→ **Source material**:
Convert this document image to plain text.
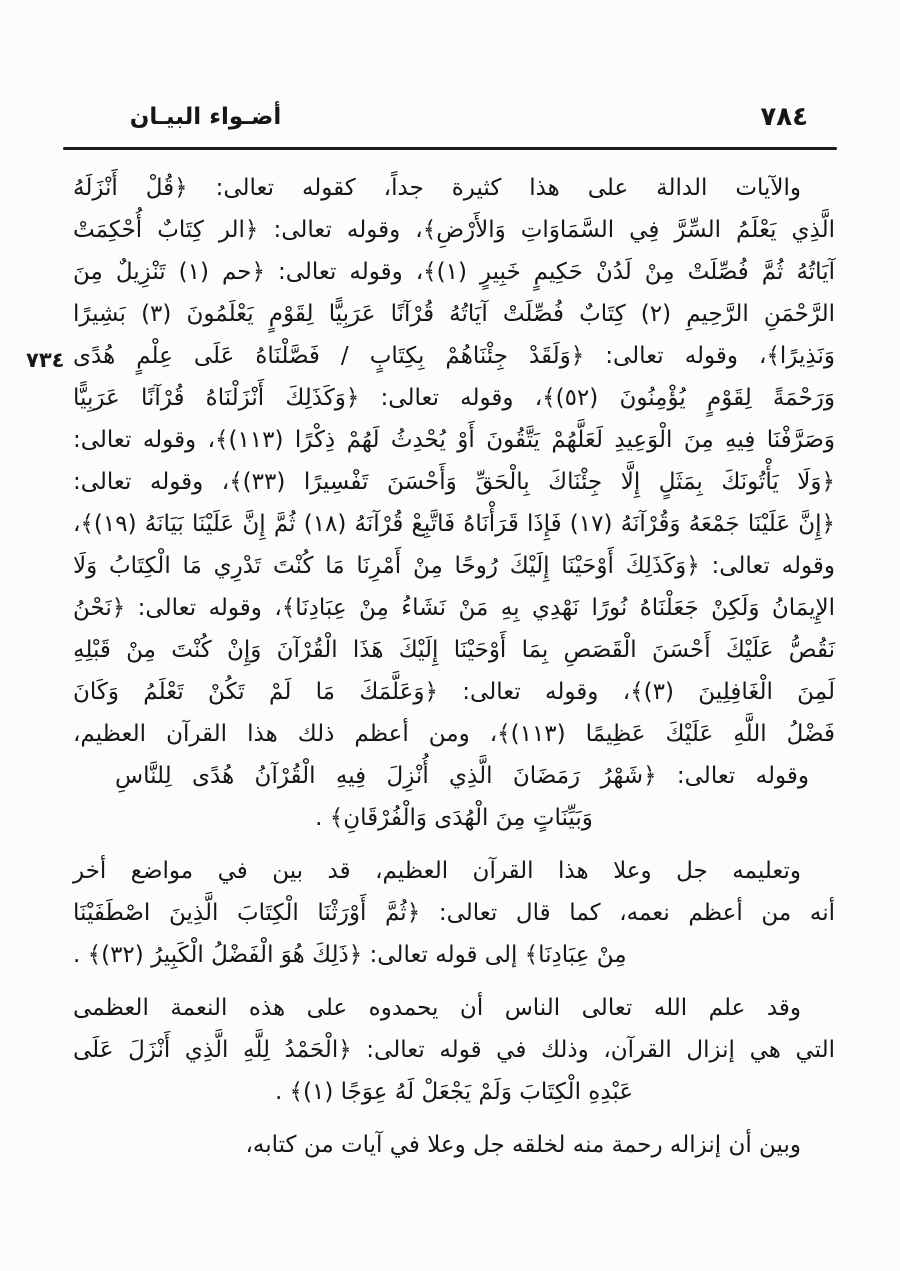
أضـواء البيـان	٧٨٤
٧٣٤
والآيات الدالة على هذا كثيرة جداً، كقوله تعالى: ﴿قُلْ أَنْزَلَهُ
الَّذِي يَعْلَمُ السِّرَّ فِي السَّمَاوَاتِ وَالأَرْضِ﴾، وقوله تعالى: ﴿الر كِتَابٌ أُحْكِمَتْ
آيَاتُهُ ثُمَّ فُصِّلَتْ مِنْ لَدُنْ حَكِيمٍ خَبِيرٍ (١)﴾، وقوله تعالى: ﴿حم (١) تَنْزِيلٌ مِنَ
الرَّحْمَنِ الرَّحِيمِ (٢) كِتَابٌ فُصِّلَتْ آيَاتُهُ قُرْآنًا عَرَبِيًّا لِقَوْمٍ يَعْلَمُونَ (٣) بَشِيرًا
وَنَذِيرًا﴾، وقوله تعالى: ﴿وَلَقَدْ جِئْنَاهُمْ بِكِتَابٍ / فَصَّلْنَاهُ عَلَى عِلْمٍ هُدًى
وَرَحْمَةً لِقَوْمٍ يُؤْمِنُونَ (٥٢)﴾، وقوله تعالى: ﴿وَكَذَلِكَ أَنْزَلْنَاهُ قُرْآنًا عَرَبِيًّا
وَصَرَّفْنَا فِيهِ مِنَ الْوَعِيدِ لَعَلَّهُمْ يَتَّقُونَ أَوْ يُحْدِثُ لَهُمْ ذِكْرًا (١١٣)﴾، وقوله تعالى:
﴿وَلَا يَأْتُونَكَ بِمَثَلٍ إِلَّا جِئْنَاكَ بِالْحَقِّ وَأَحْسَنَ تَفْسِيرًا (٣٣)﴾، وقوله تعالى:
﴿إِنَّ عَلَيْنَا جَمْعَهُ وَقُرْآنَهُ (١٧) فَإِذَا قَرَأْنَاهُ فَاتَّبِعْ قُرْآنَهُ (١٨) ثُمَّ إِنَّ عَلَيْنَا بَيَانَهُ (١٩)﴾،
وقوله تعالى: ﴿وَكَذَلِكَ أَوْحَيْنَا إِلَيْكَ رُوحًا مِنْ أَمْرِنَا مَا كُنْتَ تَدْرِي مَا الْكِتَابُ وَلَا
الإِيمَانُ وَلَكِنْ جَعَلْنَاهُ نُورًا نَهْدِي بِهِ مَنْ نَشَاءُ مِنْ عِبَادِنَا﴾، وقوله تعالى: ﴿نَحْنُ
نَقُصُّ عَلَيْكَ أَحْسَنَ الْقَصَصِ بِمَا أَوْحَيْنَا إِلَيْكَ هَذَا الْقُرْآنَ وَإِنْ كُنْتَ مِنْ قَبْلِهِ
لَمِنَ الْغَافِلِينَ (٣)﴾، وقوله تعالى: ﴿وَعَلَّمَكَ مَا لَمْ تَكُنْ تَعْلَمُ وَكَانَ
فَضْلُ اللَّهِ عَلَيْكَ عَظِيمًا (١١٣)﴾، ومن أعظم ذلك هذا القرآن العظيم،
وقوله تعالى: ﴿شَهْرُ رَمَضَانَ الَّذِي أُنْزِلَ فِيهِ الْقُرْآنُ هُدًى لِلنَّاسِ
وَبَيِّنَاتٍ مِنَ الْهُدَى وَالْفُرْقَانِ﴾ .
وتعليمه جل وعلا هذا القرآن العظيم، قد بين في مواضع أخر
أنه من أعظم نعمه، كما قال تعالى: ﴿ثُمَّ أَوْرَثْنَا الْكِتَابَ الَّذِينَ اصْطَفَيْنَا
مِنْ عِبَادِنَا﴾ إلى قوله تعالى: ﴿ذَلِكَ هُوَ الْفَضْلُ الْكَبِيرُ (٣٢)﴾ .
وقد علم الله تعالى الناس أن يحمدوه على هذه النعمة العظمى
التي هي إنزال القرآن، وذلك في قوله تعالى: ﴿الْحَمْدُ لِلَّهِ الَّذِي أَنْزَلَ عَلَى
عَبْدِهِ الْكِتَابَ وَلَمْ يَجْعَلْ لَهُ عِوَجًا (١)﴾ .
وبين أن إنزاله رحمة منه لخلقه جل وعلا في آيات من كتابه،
* * *
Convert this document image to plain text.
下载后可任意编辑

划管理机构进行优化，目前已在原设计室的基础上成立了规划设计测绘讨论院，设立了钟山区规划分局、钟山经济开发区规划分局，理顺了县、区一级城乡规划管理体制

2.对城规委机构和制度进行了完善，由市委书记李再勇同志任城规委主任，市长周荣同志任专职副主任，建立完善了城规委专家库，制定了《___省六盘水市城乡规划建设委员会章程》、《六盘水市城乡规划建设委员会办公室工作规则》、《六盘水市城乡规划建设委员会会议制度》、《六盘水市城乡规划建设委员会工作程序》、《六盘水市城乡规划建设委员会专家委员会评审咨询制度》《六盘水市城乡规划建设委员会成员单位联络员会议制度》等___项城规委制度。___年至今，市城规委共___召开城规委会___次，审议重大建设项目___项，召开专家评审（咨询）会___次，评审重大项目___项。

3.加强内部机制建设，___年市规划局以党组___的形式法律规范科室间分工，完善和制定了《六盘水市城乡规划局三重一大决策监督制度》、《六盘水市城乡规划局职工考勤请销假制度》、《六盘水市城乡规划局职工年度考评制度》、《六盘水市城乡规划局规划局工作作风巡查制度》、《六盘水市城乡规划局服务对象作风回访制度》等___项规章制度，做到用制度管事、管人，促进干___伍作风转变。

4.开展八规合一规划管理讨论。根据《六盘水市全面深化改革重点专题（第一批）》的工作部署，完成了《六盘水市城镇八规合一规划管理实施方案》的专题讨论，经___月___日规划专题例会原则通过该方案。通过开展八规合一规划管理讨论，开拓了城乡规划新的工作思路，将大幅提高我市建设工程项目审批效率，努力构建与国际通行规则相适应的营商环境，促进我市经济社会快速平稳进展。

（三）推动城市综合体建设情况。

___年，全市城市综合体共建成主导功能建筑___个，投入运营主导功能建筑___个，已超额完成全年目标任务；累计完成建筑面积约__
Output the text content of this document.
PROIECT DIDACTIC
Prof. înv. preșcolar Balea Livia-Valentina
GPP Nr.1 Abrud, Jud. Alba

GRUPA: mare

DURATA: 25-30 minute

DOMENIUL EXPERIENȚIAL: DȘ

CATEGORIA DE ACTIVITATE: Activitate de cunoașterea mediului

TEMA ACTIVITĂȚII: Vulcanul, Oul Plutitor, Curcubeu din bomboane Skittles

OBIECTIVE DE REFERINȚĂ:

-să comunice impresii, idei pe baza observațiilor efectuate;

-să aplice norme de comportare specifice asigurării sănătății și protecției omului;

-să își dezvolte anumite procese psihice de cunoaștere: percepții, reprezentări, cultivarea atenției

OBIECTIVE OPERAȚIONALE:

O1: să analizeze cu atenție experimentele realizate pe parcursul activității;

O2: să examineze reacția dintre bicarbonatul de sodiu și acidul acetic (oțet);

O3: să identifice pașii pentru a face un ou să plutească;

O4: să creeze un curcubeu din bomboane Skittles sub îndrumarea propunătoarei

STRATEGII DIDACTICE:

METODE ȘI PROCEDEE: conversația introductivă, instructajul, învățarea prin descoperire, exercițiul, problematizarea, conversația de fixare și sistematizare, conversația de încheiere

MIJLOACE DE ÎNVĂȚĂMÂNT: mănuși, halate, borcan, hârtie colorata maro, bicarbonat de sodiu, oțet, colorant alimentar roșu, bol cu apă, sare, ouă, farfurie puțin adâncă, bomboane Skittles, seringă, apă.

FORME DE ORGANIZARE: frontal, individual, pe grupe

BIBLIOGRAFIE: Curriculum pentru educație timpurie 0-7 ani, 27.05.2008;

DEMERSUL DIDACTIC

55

→ **Exercise task**: Of the lines in the entries above, how many include "القرآن"? Only the number should be given.

→ **Answer**: 3